◆ **REQUIREMENT**
Single out each line with the word "name" and copy it.

◆ **MATERIAL PROVIDED**

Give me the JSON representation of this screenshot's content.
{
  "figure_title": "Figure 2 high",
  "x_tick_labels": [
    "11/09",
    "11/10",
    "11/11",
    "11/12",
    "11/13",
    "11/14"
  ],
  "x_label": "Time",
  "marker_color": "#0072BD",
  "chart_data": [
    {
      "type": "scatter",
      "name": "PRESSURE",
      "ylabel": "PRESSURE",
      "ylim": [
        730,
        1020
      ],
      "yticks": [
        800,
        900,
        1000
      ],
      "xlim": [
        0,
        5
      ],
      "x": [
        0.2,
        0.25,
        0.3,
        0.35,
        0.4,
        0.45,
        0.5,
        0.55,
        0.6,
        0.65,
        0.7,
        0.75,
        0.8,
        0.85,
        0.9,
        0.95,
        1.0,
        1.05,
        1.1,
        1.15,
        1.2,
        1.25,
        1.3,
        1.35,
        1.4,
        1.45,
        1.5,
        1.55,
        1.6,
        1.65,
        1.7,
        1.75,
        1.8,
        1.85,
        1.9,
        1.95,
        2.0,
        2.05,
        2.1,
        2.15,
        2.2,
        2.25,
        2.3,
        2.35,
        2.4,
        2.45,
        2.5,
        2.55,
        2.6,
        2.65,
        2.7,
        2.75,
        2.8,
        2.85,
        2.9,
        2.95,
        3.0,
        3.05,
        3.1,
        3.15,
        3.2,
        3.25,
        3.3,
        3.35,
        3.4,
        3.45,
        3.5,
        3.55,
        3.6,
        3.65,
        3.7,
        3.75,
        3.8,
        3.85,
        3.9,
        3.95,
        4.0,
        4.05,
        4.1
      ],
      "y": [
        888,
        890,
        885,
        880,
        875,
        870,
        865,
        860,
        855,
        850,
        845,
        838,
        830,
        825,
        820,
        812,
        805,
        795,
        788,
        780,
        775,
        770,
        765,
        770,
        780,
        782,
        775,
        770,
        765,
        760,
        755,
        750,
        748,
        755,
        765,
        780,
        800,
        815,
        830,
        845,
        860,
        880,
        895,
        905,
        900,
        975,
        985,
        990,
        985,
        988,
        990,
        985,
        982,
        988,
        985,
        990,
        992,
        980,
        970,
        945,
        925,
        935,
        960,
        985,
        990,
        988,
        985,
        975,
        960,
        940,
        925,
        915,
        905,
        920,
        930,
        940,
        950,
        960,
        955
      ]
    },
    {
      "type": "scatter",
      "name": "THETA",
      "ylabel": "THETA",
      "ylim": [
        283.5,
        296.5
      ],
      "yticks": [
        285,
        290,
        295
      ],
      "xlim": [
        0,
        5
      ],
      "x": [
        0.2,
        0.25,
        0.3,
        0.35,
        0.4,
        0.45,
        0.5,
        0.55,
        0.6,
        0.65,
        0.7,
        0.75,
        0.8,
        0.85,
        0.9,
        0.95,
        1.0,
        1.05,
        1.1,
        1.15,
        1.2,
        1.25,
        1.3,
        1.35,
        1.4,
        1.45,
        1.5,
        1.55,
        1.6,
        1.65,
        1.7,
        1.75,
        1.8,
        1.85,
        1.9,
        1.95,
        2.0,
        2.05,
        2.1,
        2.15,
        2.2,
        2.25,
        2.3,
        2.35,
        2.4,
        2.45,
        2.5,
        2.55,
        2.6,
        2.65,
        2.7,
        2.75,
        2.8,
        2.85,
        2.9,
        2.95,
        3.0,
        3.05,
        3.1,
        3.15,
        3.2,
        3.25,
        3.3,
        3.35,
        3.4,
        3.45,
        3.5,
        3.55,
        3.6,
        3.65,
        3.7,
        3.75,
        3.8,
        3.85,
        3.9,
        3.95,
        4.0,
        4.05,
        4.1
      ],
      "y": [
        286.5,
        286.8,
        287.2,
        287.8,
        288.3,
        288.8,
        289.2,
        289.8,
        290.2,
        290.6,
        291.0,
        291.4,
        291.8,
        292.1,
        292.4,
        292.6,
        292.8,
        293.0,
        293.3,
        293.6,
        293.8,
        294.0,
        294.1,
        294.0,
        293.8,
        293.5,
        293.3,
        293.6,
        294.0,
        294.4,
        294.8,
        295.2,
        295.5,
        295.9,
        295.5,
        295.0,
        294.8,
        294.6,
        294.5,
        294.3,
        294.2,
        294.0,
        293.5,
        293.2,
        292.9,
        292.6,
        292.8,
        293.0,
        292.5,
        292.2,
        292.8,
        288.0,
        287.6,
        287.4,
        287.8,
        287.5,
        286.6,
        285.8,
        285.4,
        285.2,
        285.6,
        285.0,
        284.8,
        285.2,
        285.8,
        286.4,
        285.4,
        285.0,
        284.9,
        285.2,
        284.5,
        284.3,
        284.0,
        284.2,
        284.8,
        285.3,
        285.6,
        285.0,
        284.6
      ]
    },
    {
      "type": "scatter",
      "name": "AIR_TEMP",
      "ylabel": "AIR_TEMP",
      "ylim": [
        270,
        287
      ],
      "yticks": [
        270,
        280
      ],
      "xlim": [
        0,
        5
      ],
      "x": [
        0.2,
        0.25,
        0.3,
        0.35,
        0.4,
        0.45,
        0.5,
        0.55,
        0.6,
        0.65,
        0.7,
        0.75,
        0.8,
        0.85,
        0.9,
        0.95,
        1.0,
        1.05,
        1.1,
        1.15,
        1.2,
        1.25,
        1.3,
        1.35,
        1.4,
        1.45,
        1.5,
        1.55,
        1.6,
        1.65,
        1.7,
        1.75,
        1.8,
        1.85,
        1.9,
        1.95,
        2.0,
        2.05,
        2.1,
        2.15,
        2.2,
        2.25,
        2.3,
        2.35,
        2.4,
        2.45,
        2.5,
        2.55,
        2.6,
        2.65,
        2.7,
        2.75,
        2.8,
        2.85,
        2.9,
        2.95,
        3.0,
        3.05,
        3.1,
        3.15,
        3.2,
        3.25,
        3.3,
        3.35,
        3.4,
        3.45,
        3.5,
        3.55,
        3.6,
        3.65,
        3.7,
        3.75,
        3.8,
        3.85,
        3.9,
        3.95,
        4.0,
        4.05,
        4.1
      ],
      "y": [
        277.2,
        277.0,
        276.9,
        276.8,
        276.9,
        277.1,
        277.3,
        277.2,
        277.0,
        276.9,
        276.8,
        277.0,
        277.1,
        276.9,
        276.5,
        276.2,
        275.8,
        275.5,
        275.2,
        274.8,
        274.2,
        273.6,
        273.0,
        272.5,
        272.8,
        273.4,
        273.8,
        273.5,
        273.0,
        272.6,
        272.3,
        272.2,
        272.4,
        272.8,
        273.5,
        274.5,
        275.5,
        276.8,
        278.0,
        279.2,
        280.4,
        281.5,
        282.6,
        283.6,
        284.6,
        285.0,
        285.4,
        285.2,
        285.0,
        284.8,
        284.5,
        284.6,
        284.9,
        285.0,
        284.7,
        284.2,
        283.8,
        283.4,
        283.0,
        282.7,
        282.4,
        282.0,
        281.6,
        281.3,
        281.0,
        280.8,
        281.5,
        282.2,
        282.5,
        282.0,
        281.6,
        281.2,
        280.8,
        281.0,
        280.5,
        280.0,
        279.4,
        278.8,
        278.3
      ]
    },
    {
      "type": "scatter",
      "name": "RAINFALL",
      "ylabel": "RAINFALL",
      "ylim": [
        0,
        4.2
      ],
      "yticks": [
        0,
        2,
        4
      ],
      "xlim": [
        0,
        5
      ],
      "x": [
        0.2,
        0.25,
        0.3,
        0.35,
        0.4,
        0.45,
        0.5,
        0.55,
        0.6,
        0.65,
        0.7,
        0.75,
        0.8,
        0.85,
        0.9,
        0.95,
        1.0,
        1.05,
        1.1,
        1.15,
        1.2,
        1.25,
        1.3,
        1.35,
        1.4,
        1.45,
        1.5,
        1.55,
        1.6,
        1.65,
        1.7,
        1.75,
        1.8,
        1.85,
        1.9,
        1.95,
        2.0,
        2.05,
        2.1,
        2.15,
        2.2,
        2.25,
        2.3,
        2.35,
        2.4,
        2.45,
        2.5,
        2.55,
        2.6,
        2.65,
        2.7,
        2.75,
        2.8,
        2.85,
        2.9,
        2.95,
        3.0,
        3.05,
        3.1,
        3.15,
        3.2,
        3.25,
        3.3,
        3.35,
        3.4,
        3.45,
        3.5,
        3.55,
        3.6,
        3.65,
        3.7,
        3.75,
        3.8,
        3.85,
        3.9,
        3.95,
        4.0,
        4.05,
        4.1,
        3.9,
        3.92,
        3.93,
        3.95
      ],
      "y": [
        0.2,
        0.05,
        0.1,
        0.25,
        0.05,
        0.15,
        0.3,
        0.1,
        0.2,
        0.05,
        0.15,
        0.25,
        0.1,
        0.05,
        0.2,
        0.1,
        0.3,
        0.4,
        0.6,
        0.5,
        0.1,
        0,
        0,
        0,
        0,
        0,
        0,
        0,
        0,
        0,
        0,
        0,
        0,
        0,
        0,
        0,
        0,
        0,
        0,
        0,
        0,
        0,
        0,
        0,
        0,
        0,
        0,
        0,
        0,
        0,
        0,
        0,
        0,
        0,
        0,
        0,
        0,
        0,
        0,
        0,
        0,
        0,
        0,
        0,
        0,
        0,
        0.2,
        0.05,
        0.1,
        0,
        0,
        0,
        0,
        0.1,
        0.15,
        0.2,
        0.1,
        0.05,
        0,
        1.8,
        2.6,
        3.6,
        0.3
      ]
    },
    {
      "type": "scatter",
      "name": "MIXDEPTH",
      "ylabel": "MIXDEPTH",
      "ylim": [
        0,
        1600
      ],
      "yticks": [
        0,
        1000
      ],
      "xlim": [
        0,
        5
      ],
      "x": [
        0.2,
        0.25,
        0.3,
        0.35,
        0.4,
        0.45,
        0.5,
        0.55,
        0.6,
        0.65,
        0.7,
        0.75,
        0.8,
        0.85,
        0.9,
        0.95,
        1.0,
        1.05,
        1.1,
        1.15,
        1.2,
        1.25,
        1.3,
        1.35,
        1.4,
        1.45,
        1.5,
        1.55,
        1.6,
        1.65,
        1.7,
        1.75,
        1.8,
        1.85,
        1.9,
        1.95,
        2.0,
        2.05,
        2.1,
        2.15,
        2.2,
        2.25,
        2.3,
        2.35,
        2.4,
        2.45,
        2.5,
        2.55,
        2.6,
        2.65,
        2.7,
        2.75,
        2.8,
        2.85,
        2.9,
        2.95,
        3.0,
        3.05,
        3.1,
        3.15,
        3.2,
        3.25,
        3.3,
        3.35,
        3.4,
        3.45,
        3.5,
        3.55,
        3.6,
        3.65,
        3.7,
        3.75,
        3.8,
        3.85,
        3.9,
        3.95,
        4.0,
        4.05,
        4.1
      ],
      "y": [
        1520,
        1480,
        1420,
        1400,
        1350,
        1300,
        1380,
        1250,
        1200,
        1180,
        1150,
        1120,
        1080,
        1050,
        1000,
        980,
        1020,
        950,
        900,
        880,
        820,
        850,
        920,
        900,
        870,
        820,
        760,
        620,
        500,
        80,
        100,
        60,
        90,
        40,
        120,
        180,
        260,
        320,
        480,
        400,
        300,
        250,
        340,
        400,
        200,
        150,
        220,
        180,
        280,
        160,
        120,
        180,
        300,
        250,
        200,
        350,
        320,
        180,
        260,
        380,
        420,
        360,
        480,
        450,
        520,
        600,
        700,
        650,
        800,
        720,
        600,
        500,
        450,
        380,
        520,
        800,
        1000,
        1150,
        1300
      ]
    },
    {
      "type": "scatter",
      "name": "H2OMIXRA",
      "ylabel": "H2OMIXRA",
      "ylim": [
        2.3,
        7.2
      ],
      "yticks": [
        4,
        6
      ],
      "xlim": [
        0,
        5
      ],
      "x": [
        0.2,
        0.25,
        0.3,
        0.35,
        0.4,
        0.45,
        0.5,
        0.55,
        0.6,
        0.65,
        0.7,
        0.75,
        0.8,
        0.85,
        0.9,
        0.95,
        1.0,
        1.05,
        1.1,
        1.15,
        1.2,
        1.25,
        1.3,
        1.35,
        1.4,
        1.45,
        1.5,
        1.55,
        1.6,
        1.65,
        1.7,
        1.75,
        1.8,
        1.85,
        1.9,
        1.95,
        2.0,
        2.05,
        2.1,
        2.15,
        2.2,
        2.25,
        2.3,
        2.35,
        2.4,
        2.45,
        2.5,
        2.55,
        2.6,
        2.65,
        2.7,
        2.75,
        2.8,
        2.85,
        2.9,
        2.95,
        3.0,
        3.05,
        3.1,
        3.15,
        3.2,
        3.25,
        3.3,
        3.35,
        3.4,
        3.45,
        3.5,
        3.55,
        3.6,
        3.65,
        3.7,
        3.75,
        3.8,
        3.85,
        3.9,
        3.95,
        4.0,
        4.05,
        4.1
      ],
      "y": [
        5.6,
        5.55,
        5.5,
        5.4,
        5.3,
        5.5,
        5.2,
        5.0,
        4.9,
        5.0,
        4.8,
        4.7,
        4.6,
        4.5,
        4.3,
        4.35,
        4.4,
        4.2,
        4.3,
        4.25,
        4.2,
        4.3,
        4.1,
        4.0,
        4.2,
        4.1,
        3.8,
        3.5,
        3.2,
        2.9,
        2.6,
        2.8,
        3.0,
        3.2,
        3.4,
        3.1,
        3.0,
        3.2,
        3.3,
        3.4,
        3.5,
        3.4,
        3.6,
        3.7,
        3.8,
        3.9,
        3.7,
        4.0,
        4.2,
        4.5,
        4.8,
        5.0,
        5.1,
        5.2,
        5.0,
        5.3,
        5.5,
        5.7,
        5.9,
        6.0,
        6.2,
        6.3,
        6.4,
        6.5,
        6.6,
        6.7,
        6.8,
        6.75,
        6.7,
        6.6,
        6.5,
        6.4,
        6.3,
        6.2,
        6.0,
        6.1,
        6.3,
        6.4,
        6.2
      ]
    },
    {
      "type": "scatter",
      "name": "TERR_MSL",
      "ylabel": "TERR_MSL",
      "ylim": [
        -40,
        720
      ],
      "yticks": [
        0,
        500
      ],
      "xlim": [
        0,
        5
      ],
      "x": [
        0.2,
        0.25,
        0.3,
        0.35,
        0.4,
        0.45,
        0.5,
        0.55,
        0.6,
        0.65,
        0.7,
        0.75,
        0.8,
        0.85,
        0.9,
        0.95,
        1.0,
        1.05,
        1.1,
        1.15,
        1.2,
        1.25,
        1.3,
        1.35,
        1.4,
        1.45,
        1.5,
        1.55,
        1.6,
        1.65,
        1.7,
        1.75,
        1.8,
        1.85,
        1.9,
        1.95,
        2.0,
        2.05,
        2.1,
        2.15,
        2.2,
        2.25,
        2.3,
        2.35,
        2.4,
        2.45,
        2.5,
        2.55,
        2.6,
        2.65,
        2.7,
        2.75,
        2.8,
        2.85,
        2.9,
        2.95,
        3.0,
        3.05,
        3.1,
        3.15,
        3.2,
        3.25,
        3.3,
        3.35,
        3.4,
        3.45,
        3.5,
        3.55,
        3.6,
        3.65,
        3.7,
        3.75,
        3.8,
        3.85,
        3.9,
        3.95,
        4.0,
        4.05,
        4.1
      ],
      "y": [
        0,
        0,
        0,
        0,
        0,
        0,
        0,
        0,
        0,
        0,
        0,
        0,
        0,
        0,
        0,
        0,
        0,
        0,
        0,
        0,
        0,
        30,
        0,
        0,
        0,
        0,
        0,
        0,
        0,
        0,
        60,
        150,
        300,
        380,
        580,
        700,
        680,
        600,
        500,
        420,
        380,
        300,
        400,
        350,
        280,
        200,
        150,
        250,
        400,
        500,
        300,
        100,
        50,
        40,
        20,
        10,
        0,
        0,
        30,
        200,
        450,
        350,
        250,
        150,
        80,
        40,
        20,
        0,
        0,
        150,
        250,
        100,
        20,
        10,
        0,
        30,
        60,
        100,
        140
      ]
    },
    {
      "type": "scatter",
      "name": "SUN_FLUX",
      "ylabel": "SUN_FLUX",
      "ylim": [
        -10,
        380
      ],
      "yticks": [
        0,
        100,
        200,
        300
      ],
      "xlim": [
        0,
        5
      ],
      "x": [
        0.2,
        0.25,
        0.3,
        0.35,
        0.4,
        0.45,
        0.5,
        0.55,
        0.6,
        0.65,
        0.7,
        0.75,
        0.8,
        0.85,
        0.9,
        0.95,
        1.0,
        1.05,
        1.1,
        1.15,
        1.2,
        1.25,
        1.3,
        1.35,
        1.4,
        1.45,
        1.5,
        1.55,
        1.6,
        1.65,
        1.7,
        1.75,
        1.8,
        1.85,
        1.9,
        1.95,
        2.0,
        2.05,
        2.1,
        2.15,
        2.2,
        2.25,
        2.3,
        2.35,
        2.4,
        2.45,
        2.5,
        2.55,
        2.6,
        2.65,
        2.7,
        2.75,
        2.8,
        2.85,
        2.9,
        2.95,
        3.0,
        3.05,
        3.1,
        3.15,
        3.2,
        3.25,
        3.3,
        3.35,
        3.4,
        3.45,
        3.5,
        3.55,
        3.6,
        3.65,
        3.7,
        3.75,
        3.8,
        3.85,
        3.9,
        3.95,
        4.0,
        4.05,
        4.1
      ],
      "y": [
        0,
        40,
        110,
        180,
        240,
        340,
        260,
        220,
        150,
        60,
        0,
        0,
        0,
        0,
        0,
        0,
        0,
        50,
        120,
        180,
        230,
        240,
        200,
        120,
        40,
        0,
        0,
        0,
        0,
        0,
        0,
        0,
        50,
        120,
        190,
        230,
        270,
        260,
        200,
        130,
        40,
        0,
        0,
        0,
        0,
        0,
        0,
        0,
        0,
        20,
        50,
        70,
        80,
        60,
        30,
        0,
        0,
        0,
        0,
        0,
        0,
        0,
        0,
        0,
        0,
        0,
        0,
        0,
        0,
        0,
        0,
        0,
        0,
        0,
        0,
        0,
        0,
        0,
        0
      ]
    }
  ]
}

◆ **COMPLETED EXERCISE**
      "name": "PRESSURE",
      "name": "THETA",
      "name": "AIR_TEMP",
      "name": "RAINFALL",
      "name": "MIXDEPTH",
      "name": "H2OMIXRA",
      "name": "TERR_MSL",
      "name": "SUN_FLUX",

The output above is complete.